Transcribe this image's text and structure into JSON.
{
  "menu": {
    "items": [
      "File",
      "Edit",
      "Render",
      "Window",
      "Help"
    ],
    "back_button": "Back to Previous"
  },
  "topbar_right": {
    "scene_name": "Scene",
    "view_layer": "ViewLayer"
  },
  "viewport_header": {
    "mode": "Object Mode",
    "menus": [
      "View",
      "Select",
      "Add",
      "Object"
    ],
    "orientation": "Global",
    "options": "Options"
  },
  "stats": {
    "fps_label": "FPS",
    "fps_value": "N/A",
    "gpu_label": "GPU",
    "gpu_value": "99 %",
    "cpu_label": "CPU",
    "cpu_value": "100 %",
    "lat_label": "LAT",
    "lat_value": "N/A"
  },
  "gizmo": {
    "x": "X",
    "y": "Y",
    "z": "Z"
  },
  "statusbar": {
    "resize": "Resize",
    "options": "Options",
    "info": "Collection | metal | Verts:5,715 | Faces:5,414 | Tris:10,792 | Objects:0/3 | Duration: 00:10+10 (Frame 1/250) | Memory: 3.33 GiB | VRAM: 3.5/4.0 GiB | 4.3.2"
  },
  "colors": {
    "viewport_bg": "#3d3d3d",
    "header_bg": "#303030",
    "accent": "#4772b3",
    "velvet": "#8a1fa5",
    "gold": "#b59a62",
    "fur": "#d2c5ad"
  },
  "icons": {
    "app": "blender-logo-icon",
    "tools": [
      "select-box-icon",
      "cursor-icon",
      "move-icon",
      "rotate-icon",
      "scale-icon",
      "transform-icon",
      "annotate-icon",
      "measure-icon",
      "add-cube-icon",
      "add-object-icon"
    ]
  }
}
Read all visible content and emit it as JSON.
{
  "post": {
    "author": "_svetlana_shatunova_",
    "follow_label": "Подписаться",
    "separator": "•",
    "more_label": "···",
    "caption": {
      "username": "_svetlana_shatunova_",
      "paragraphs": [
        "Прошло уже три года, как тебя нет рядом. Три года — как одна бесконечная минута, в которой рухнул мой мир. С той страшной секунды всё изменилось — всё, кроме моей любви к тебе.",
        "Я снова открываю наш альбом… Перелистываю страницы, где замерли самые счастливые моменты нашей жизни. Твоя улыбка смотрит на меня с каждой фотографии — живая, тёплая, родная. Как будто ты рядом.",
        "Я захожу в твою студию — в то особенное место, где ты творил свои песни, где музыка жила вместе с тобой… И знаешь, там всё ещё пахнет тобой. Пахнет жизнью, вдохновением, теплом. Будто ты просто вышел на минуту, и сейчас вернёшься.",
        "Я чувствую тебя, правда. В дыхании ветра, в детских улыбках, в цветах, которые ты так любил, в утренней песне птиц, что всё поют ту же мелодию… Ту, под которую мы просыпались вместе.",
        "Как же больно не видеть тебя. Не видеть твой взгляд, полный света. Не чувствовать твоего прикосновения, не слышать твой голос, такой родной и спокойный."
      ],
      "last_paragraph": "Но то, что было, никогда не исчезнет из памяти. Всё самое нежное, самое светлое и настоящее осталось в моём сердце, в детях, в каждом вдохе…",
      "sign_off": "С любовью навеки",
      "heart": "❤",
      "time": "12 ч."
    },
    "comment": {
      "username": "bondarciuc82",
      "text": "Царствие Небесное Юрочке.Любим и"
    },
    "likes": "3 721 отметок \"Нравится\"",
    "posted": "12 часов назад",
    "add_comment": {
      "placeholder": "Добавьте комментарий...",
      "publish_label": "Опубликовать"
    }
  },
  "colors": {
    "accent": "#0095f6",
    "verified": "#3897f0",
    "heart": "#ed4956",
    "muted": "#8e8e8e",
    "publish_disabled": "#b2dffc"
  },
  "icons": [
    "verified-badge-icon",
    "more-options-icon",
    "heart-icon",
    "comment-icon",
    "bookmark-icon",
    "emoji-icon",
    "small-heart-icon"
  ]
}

· · · ·

→ **WHAT IS NEEDED**
Transcribe the whole listing exactly.

→ **COMPLETED EXERCISE**
Transcribe this image's text and structure into JSON.
{
  "menu": {
    "items": [
      "File",
      "Edit",
      "Render",
      "Window",
      "Help"
    ],
    "back_button": "Back to Previous"
  },
  "topbar_right": {
    "scene_name": "Scene",
    "view_layer": "ViewLayer"
  },
  "viewport_header": {
    "mode": "Object Mode",
    "menus": [
      "View",
      "Select",
      "Add",
      "Object"
    ],
    "orientation": "Global",
    "options": "Options"
  },
  "stats": {
    "fps_label": "FPS",
    "fps_value": "N/A",
    "gpu_label": "GPU",
    "gpu_value": "99 %",
    "cpu_label": "CPU",
    "cpu_value": "100 %",
    "lat_label": "LAT",
    "lat_value": "N/A"
  },
  "gizmo": {
    "x": "X",
    "y": "Y",
    "z": "Z"
  },
  "statusbar": {
    "resize": "Resize",
    "options": "Options",
    "info": "Collection | metal | Verts:5,715 | Faces:5,414 | Tris:10,792 | Objects:0/3 | Duration: 00:10+10 (Frame 1/250) | Memory: 3.33 GiB | VRAM: 3.5/4.0 GiB | 4.3.2"
  },
  "colors": {
    "viewport_bg": "#3d3d3d",
    "header_bg": "#303030",
    "accent": "#4772b3",
    "velvet": "#8a1fa5",
    "gold": "#b59a62",
    "fur": "#d2c5ad"
  },
  "icons": {
    "app": "blender-logo-icon",
    "tools": [
      "select-box-icon",
      "cursor-icon",
      "move-icon",
      "rotate-icon",
      "scale-icon",
      "transform-icon",
      "annotate-icon",
      "measure-icon",
      "add-cube-icon",
      "add-object-icon"
    ]
  }
}
Read all visible content and emit it as JSON.
{
  "post": {
    "author": "_svetlana_shatunova_",
    "follow_label": "Подписаться",
    "separator": "•",
    "more_label": "···",
    "caption": {
      "username": "_svetlana_shatunova_",
      "paragraphs": [
        "Прошло уже три года, как тебя нет рядом. Три года — как одна бесконечная минута, в которой рухнул мой мир. С той страшной секунды всё изменилось — всё, кроме моей любви к тебе.",
        "Я снова открываю наш альбом… Перелистываю страницы, где замерли самые счастливые моменты нашей жизни. Твоя улыбка смотрит на меня с каждой фотографии — живая, тёплая, родная. Как будто ты рядом.",
        "Я захожу в твою студию — в то особенное место, где ты творил свои песни, где музыка жила вместе с тобой… И знаешь, там всё ещё пахнет тобой. Пахнет жизнью, вдохновением, теплом. Будто ты просто вышел на минуту, и сейчас вернёшься.",
        "Я чувствую тебя, правда. В дыхании ветра, в детских улыбках, в цветах, которые ты так любил, в утренней песне птиц, что всё поют ту же мелодию… Ту, под которую мы просыпались вместе.",
        "Как же больно не видеть тебя. Не видеть твой взгляд, полный света. Не чувствовать твоего прикосновения, не слышать твой голос, такой родной и спокойный."
      ],
      "last_paragraph": "Но то, что было, никогда не исчезнет из памяти. Всё самое нежное, самое светлое и настоящее осталось в моём сердце, в детях, в каждом вдохе…",
      "sign_off": "С любовью навеки",
      "heart": "❤",
      "time": "12 ч."
    },
    "comment": {
      "username": "bondarciuc82",
      "text": "Царствие Небесное Юрочке.Любим и"
    },
    "likes": "3 721 отметок \"Нравится\"",
    "posted": "12 часов назад",
    "add_comment": {
      "placeholder": "Добавьте комментарий...",
      "publish_label": "Опубликовать"
    }
  },
  "colors": {
    "accent": "#0095f6",
    "verified": "#3897f0",
    "heart": "#ed4956",
    "muted": "#8e8e8e",
    "publish_disabled": "#b2dffc"
  },
  "icons": [
    "verified-badge-icon",
    "more-options-icon",
    "heart-icon",
    "comment-icon",
    "bookmark-icon",
    "emoji-icon",
    "small-heart-icon"
  ]
}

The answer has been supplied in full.